### [WHAT YOU WILL DO]
Output the material below in its entirety, exactly as given.

### [DATA EXCERPTS]
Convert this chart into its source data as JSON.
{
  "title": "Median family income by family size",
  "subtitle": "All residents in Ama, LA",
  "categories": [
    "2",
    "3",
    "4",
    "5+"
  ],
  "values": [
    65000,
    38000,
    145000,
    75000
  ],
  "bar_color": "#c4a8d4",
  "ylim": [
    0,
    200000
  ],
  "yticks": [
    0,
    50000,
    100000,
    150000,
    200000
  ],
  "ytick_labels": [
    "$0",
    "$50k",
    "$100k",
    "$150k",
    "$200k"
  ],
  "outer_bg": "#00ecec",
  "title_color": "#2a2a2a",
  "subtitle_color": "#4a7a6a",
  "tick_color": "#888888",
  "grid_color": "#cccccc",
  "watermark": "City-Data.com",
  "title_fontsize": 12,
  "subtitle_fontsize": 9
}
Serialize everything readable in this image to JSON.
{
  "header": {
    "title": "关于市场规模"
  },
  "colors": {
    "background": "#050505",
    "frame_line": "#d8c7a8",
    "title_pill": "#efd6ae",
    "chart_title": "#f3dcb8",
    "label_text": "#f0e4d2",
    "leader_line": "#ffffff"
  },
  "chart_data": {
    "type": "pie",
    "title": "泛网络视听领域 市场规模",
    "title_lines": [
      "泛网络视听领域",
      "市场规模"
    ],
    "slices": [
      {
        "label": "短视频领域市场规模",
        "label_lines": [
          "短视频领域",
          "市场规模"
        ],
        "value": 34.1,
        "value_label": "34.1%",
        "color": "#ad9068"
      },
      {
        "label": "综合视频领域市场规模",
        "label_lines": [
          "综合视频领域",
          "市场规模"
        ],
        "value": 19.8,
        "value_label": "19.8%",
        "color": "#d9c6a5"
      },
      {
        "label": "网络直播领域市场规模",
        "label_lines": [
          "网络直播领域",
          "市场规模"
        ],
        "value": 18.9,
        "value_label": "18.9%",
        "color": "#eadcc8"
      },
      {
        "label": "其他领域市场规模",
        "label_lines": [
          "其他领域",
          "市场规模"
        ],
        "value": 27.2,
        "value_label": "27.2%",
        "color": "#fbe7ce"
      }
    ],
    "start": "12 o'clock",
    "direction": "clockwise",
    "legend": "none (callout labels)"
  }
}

### [COMPLETE OUTPUT]
Convert this chart into its source data as JSON.
{
  "title": "Median family income by family size",
  "subtitle": "All residents in Ama, LA",
  "categories": [
    "2",
    "3",
    "4",
    "5+"
  ],
  "values": [
    65000,
    38000,
    145000,
    75000
  ],
  "bar_color": "#c4a8d4",
  "ylim": [
    0,
    200000
  ],
  "yticks": [
    0,
    50000,
    100000,
    150000,
    200000
  ],
  "ytick_labels": [
    "$0",
    "$50k",
    "$100k",
    "$150k",
    "$200k"
  ],
  "outer_bg": "#00ecec",
  "title_color": "#2a2a2a",
  "subtitle_color": "#4a7a6a",
  "tick_color": "#888888",
  "grid_color": "#cccccc",
  "watermark": "City-Data.com",
  "title_fontsize": 12,
  "subtitle_fontsize": 9
}
Serialize everything readable in this image to JSON.
{
  "header": {
    "title": "关于市场规模"
  },
  "colors": {
    "background": "#050505",
    "frame_line": "#d8c7a8",
    "title_pill": "#efd6ae",
    "chart_title": "#f3dcb8",
    "label_text": "#f0e4d2",
    "leader_line": "#ffffff"
  },
  "chart_data": {
    "type": "pie",
    "title": "泛网络视听领域 市场规模",
    "title_lines": [
      "泛网络视听领域",
      "市场规模"
    ],
    "slices": [
      {
        "label": "短视频领域市场规模",
        "label_lines": [
          "短视频领域",
          "市场规模"
        ],
        "value": 34.1,
        "value_label": "34.1%",
        "color": "#ad9068"
      },
      {
        "label": "综合视频领域市场规模",
        "label_lines": [
          "综合视频领域",
          "市场规模"
        ],
        "value": 19.8,
        "value_label": "19.8%",
        "color": "#d9c6a5"
      },
      {
        "label": "网络直播领域市场规模",
        "label_lines": [
          "网络直播领域",
          "市场规模"
        ],
        "value": 18.9,
        "value_label": "18.9%",
        "color": "#eadcc8"
      },
      {
        "label": "其他领域市场规模",
        "label_lines": [
          "其他领域",
          "市场规模"
        ],
        "value": 27.2,
        "value_label": "27.2%",
        "color": "#fbe7ce"
      }
    ],
    "start": "12 o'clock",
    "direction": "clockwise",
    "legend": "none (callout labels)"
  }
}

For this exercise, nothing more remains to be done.